— Start —
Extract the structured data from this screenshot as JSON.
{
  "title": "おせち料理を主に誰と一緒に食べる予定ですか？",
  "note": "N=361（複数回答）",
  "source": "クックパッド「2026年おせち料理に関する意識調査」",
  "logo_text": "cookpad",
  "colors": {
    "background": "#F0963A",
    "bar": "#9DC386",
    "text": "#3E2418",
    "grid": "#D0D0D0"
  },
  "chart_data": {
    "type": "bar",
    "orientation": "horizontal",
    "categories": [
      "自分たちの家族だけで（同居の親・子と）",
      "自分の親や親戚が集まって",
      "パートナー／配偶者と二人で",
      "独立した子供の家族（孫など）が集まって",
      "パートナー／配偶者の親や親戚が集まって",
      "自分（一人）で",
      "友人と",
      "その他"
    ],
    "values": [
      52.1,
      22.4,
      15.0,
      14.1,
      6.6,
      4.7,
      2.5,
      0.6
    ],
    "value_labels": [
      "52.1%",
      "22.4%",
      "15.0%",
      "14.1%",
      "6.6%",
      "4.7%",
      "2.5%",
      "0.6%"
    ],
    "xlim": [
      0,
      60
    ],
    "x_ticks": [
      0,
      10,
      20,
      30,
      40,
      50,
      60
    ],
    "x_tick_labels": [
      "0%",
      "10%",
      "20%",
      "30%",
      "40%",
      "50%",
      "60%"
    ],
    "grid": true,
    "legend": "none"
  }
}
— End —
Can you reproduce all the material exactly?

> ANSWER TO THIS EXERCISE:
Extract the structured data from this screenshot as JSON.
{
  "title": "おせち料理を主に誰と一緒に食べる予定ですか？",
  "note": "N=361（複数回答）",
  "source": "クックパッド「2026年おせち料理に関する意識調査」",
  "logo_text": "cookpad",
  "colors": {
    "background": "#F0963A",
    "bar": "#9DC386",
    "text": "#3E2418",
    "grid": "#D0D0D0"
  },
  "chart_data": {
    "type": "bar",
    "orientation": "horizontal",
    "categories": [
      "自分たちの家族だけで（同居の親・子と）",
      "自分の親や親戚が集まって",
      "パートナー／配偶者と二人で",
      "独立した子供の家族（孫など）が集まって",
      "パートナー／配偶者の親や親戚が集まって",
      "自分（一人）で",
      "友人と",
      "その他"
    ],
    "values": [
      52.1,
      22.4,
      15.0,
      14.1,
      6.6,
      4.7,
      2.5,
      0.6
    ],
    "value_labels": [
      "52.1%",
      "22.4%",
      "15.0%",
      "14.1%",
      "6.6%",
      "4.7%",
      "2.5%",
      "0.6%"
    ],
    "xlim": [
      0,
      60
    ],
    "x_ticks": [
      0,
      10,
      20,
      30,
      40,
      50,
      60
    ],
    "x_tick_labels": [
      "0%",
      "10%",
      "20%",
      "30%",
      "40%",
      "50%",
      "60%"
    ],
    "grid": true,
    "legend": "none"
  }
}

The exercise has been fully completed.